— What the task asks —
In the data below, find every line that has the string "Figure", and copy it.

★ ★ ★ ★

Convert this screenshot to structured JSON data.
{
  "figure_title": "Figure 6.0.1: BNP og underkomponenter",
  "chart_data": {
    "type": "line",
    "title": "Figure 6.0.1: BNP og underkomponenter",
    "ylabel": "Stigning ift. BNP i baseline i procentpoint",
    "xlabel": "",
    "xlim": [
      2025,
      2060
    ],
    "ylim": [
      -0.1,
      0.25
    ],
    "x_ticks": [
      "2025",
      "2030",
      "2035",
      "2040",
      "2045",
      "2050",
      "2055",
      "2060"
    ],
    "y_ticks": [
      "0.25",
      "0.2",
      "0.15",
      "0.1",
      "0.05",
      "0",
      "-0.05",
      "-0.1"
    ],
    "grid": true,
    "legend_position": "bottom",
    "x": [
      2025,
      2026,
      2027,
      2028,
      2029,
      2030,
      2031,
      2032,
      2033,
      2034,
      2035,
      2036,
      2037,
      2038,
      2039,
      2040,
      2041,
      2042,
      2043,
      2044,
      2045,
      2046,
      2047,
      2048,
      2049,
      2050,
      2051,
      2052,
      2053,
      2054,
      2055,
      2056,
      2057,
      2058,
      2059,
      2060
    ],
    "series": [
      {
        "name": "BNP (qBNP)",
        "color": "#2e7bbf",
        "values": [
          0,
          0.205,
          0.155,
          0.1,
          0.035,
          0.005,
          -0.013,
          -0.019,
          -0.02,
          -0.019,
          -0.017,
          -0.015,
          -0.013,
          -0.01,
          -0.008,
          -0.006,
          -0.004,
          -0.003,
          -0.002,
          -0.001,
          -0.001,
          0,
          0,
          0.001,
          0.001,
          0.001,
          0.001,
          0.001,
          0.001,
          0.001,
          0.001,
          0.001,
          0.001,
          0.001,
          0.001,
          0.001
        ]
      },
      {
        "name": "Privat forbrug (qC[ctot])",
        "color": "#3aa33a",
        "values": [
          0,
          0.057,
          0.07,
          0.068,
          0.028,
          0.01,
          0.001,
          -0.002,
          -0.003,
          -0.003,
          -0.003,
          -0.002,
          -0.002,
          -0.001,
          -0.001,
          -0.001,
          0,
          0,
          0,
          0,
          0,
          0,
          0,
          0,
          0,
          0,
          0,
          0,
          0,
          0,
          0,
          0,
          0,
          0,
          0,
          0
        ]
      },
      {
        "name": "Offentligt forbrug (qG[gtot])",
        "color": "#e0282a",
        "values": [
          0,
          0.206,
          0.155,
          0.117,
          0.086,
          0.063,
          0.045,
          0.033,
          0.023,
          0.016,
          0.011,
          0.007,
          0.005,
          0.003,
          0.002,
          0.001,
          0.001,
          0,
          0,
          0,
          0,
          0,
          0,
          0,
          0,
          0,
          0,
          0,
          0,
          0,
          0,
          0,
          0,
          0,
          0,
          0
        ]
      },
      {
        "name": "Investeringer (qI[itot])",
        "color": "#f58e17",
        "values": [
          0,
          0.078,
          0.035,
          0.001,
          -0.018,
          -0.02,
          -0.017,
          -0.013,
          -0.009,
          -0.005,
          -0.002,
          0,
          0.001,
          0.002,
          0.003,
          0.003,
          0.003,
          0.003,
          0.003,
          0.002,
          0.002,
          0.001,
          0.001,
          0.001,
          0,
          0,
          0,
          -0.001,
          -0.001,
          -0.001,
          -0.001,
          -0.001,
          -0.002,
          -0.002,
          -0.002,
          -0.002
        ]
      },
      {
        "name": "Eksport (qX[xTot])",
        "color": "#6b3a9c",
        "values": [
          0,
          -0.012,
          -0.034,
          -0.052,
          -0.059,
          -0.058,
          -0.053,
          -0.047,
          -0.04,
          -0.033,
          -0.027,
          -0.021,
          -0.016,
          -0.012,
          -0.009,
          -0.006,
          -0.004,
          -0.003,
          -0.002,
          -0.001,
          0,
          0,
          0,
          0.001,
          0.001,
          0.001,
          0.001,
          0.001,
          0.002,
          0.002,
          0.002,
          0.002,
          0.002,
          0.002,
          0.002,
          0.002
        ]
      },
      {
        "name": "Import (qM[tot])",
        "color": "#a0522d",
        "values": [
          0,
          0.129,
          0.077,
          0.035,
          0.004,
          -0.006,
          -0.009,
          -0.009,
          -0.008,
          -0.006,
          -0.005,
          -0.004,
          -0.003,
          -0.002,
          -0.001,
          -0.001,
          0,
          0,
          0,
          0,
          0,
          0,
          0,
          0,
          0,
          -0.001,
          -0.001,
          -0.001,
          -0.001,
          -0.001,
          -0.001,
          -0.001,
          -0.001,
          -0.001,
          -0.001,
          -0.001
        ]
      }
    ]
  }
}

★ ★ ★ ★

— Response to this exercise —
  "figure_title": "Figure 6.0.1: BNP og underkomponenter",
    "title": "Figure 6.0.1: BNP og underkomponenter",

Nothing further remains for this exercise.